▶ EXERCICE ÉCRIT 1: Recopiez à l'identique les lignes des enregistrements en partant de celle qui contient "spin-arrows-icon[interactable] — [566, 269, 574, 285]" et en vous arrêtant après celle qui contient "spin-arrows-icon[interactable] — [211, 211, 219, 227]".

___ TEXTE FOURNI ___

La préparation du 1er Novembre 1954 aux Éditions Sofiane Bennamane
Boudiaf ou le sens de l’Histoire
Ce n’est pas sans émotion qu’on le prend et qu’on l’ouvre. Lui, plus que tout autre. Certes, il y est question de ces années qui ont précédé le déclenchement de la guerre de libération et qu’elles ont préparée. C’est pour cela que le livre a pour titre La Préparation du 1er Novembre 1954.
Ce climat prérévolutionnaire y est peint avec des couleurs si vives que l'on s'étonne presque de ne pas entendre les fusils qui claquent, les balles qui sifflent et qu'on ne voie pas les hommes qui tombent et le sang qui fume et forme des marres.
Mais, nous dira-t-on, pourquoi ce livre qui évoque notre passé cause-t-il autant d'émotion? Serait-il le premier du genre? Serait-il écrit au vitriol, dans un style tel qu'il en a fait un chef-d'oeuvre?

___ ENTRÉES DE DONNÉES ___

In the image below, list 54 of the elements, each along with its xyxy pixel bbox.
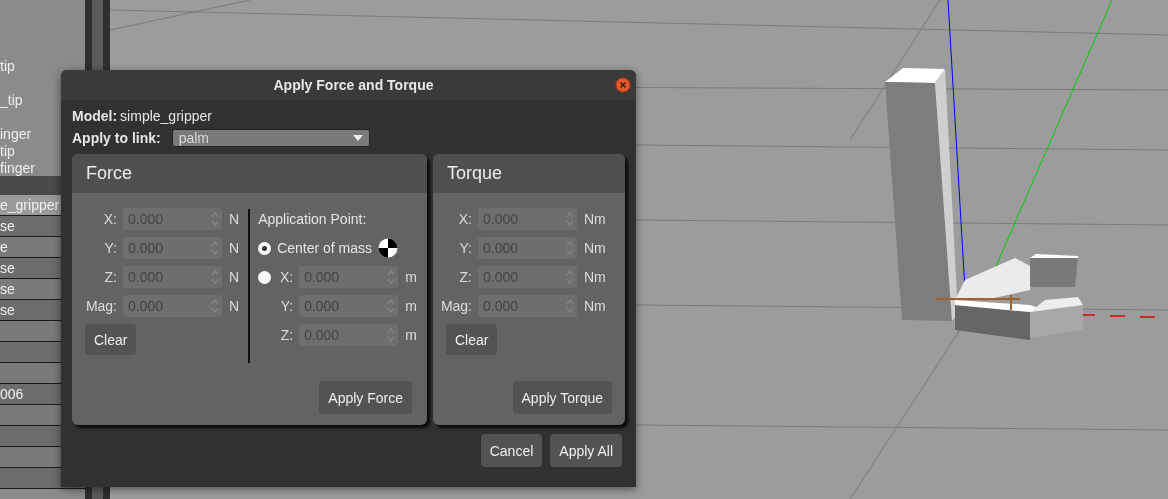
spin-arrows-icon[interactable] — [566, 269, 574, 285]
field-label: Z: — [279, 327, 294, 343]
field-label: X: — [457, 211, 472, 227]
apply-force-button[interactable]: Apply Force — [319, 381, 412, 414]
dialog-button[interactable]: Apply All — [550, 434, 622, 467]
unit-label: N — [229, 240, 240, 256]
spin-arrows-icon[interactable] — [211, 298, 219, 314]
unit-label: N — [229, 211, 240, 227]
tree-item[interactable]: tip — [0, 58, 85, 75]
field-label: X: — [102, 211, 117, 227]
spin-arrows-icon[interactable] — [211, 240, 219, 256]
radio-button[interactable] — [258, 241, 272, 255]
model-name: simple_gripper — [120, 108, 212, 124]
spin-arrows-icon[interactable] — [387, 298, 396, 314]
clear-button[interactable]: Clear — [446, 324, 498, 355]
unit-label: m — [405, 269, 417, 285]
unit-label: N — [229, 298, 240, 314]
unit-label: m — [405, 298, 417, 314]
field-label: Mag: — [439, 298, 472, 314]
field-label: Z: — [103, 269, 117, 285]
field-label: X: — [278, 269, 294, 285]
unit-label: Nm — [584, 211, 606, 227]
spin-arrows-icon[interactable] — [211, 211, 219, 227]
spin-arrows-icon[interactable] — [566, 240, 574, 256]
close-icon[interactable] — [615, 77, 631, 93]
spin-arrows-icon[interactable] — [211, 269, 219, 285]
spin-arrows-icon[interactable] — [566, 211, 574, 227]
field-label: Mag: — [84, 298, 117, 314]
panel-title: Torque — [433, 154, 625, 193]
radio-label: Center of mass — [277, 240, 373, 256]
model-label: Model: — [72, 108, 118, 124]
spin-arrows-icon[interactable] — [387, 269, 396, 285]
unit-label: m — [405, 327, 417, 343]
panel-title: Force — [72, 154, 427, 193]
center-of-mass-icon — [378, 238, 399, 258]
field-label: Y: — [458, 240, 472, 256]
window-title: Apply Force and Torque — [272, 77, 434, 93]
caret-icon — [352, 135, 363, 141]
spin-arrows-icon[interactable] — [566, 298, 574, 314]
clear-button[interactable]: Clear — [85, 324, 137, 355]
spin-arrows-icon[interactable] — [387, 327, 396, 343]
unit-label: N — [229, 269, 240, 285]
field-label: Y: — [103, 240, 117, 256]
apply-torque-button[interactable]: Apply Torque — [512, 381, 612, 414]
unit-label: Nm — [584, 240, 606, 256]
link-dropdown[interactable]: palm — [171, 129, 370, 147]
radio-button[interactable] — [258, 270, 272, 284]
field-label: Y: — [279, 298, 294, 314]
link-label: Apply to link: — [72, 130, 161, 146]
field-label: Z: — [458, 269, 472, 285]
unit-label: Nm — [584, 298, 606, 314]
dialog-button[interactable]: Cancel — [480, 434, 543, 467]
application-point-label: Application Point: — [258, 210, 368, 229]
unit-label: Nm — [584, 269, 606, 285]
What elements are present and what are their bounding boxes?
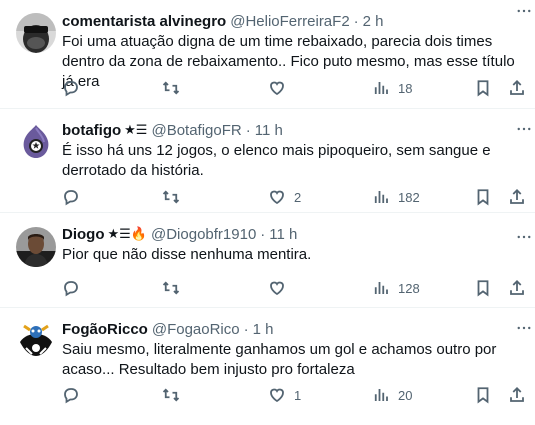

___

▶ EXERCICE ÉCRIT 2: Relevez toutes les phrases interrogatives du texte sur la préparation du 1er Novembre 1954.

▶ RÉSULTAT 1:
spin-arrows-icon[interactable] — [566, 269, 574, 285]
field-label: Z: — [279, 327, 294, 343]
field-label: X: — [457, 211, 472, 227]
apply-force-button[interactable]: Apply Force — [319, 381, 412, 414]
dialog-button[interactable]: Apply All — [550, 434, 622, 467]
unit-label: N — [229, 240, 240, 256]
spin-arrows-icon[interactable] — [211, 298, 219, 314]
unit-label: N — [229, 211, 240, 227]
tree-item[interactable]: tip — [0, 58, 85, 75]
field-label: X: — [102, 211, 117, 227]
spin-arrows-icon[interactable] — [211, 240, 219, 256]
radio-button[interactable] — [258, 241, 272, 255]
model-name: simple_gripper — [120, 108, 212, 124]
spin-arrows-icon[interactable] — [387, 298, 396, 314]
clear-button[interactable]: Clear — [446, 324, 498, 355]
unit-label: m — [405, 269, 417, 285]
unit-label: N — [229, 298, 240, 314]
unit-label: m — [405, 298, 417, 314]
field-label: Mag: — [439, 298, 472, 314]
field-label: Z: — [103, 269, 117, 285]
field-label: X: — [278, 269, 294, 285]
unit-label: Nm — [584, 211, 606, 227]
spin-arrows-icon[interactable] — [211, 211, 219, 227]

▶ RÉSULTAT 2:
- Mais, nous dira-t-on, pourquoi ce livre qui évoque notre passé cause-t-il autant d'émotion?
- Serait-il le premier du genre?
- Serait-il écrit au vitriol, dans un style tel qu'il en a fait un chef-d'oeuvre?